**The task:** Extract the data exactly, missing nothing.

== Supplied material ==

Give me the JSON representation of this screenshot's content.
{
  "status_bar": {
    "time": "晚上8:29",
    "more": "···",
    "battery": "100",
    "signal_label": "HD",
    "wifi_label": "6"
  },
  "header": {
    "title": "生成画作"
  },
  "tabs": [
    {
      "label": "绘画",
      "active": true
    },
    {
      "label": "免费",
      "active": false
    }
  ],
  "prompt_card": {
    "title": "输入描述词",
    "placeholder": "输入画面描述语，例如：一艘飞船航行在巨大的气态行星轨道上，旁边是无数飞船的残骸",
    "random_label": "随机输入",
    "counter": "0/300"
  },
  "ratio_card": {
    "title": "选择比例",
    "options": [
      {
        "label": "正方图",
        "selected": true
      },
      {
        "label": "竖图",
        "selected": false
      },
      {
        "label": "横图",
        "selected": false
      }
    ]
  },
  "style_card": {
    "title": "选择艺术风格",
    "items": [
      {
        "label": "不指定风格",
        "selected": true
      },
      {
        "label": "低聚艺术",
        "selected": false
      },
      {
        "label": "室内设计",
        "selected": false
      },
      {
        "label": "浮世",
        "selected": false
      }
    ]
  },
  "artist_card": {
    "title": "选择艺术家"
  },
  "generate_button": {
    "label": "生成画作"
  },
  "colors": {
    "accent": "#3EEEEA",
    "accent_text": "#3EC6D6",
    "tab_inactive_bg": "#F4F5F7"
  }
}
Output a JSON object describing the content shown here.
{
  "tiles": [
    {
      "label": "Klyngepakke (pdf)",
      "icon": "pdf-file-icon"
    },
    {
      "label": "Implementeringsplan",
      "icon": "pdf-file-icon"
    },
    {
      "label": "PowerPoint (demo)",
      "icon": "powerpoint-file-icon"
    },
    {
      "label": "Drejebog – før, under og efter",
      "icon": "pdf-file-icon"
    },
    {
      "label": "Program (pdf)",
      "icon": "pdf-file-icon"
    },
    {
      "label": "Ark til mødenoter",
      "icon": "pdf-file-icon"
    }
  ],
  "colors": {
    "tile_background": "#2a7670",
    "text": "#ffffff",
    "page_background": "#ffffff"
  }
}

===

**Finished exercise:**
Give me the JSON representation of this screenshot's content.
{
  "status_bar": {
    "time": "晚上8:29",
    "more": "···",
    "battery": "100",
    "signal_label": "HD",
    "wifi_label": "6"
  },
  "header": {
    "title": "生成画作"
  },
  "tabs": [
    {
      "label": "绘画",
      "active": true
    },
    {
      "label": "免费",
      "active": false
    }
  ],
  "prompt_card": {
    "title": "输入描述词",
    "placeholder": "输入画面描述语，例如：一艘飞船航行在巨大的气态行星轨道上，旁边是无数飞船的残骸",
    "random_label": "随机输入",
    "counter": "0/300"
  },
  "ratio_card": {
    "title": "选择比例",
    "options": [
      {
        "label": "正方图",
        "selected": true
      },
      {
        "label": "竖图",
        "selected": false
      },
      {
        "label": "横图",
        "selected": false
      }
    ]
  },
  "style_card": {
    "title": "选择艺术风格",
    "items": [
      {
        "label": "不指定风格",
        "selected": true
      },
      {
        "label": "低聚艺术",
        "selected": false
      },
      {
        "label": "室内设计",
        "selected": false
      },
      {
        "label": "浮世",
        "selected": false
      }
    ]
  },
  "artist_card": {
    "title": "选择艺术家"
  },
  "generate_button": {
    "label": "生成画作"
  },
  "colors": {
    "accent": "#3EEEEA",
    "accent_text": "#3EC6D6",
    "tab_inactive_bg": "#F4F5F7"
  }
}
Output a JSON object describing the content shown here.
{
  "tiles": [
    {
      "label": "Klyngepakke (pdf)",
      "icon": "pdf-file-icon"
    },
    {
      "label": "Implementeringsplan",
      "icon": "pdf-file-icon"
    },
    {
      "label": "PowerPoint (demo)",
      "icon": "powerpoint-file-icon"
    },
    {
      "label": "Drejebog – før, under og efter",
      "icon": "pdf-file-icon"
    },
    {
      "label": "Program (pdf)",
      "icon": "pdf-file-icon"
    },
    {
      "label": "Ark til mødenoter",
      "icon": "pdf-file-icon"
    }
  ],
  "colors": {
    "tile_background": "#2a7670",
    "text": "#ffffff",
    "page_background": "#ffffff"
  }
}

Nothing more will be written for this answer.